Aim of the task
Wherever the word "JSON" appears in a line, extract that line.

Dataset items
************

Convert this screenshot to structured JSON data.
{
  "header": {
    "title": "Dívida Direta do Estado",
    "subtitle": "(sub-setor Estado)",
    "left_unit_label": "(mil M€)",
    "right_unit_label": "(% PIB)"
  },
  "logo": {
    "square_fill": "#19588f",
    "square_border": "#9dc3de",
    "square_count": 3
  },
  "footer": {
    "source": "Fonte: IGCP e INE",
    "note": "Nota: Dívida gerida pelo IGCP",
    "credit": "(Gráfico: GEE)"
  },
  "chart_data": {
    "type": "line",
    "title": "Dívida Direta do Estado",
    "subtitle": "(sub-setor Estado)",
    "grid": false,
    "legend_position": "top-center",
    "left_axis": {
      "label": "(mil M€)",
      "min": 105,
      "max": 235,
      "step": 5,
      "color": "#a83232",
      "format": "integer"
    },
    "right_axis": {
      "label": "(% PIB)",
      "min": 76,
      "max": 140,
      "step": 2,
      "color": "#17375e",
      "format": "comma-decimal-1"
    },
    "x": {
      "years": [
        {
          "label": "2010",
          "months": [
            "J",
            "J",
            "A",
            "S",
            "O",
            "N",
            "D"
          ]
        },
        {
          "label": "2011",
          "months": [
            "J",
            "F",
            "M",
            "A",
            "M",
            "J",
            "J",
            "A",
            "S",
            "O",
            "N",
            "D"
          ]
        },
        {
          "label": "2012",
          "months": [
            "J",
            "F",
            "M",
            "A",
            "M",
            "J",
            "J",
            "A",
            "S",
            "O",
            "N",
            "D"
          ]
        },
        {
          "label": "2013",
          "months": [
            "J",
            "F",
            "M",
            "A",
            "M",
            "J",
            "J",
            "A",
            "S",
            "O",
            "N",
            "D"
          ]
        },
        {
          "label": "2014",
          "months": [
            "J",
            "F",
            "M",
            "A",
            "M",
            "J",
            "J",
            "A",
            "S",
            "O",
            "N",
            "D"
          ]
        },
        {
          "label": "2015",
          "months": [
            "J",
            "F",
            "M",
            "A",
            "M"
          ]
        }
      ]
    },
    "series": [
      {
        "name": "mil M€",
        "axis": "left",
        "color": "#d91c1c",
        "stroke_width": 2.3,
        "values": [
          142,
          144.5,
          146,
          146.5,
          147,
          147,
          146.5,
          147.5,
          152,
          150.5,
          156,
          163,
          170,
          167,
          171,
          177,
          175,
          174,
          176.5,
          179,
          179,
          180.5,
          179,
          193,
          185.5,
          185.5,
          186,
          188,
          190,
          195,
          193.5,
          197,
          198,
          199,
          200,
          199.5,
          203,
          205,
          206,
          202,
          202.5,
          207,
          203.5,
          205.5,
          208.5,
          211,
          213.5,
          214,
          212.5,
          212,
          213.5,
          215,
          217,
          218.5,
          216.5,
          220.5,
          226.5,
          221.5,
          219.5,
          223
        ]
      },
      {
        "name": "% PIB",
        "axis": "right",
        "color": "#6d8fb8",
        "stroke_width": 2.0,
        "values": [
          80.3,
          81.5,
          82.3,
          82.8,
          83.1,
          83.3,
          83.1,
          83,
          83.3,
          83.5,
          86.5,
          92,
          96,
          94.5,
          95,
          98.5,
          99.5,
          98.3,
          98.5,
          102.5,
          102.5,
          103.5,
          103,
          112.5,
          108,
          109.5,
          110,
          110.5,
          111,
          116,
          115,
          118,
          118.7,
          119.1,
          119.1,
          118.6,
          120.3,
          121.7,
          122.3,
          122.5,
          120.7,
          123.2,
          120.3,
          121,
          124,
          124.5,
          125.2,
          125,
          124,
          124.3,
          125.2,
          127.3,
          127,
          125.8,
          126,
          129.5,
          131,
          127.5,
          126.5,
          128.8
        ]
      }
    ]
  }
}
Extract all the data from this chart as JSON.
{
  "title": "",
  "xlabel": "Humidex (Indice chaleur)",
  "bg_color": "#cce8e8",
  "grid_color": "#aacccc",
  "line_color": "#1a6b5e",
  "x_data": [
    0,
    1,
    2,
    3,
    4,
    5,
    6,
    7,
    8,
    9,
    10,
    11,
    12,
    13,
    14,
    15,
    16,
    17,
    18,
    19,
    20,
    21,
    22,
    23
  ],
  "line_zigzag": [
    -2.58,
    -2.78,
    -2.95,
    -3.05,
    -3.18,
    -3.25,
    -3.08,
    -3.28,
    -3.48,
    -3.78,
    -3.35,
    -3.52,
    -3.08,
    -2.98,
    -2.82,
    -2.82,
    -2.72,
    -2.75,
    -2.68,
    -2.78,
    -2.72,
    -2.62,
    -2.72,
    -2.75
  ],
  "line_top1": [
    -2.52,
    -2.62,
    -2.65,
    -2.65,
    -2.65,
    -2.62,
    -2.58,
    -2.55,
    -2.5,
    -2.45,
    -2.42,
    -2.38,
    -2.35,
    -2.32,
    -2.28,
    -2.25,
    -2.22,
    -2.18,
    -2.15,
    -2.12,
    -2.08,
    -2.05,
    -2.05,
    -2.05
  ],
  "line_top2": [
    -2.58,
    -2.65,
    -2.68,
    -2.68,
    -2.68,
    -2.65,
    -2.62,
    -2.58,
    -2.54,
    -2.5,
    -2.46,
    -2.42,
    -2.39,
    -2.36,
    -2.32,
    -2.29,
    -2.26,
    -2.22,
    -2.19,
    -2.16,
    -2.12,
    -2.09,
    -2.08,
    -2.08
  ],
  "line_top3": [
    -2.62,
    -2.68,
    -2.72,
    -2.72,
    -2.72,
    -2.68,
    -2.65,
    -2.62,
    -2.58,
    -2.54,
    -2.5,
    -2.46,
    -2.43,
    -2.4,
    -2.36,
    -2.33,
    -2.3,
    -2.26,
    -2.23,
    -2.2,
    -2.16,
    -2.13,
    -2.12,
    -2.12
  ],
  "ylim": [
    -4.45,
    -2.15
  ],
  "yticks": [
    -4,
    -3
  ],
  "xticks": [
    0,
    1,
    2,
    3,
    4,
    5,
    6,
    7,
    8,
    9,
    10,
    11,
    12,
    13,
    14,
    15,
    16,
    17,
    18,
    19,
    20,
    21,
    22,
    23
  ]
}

************

Answer to the problem
Convert this screenshot to structured JSON data.
Extract all the data from this chart as JSON.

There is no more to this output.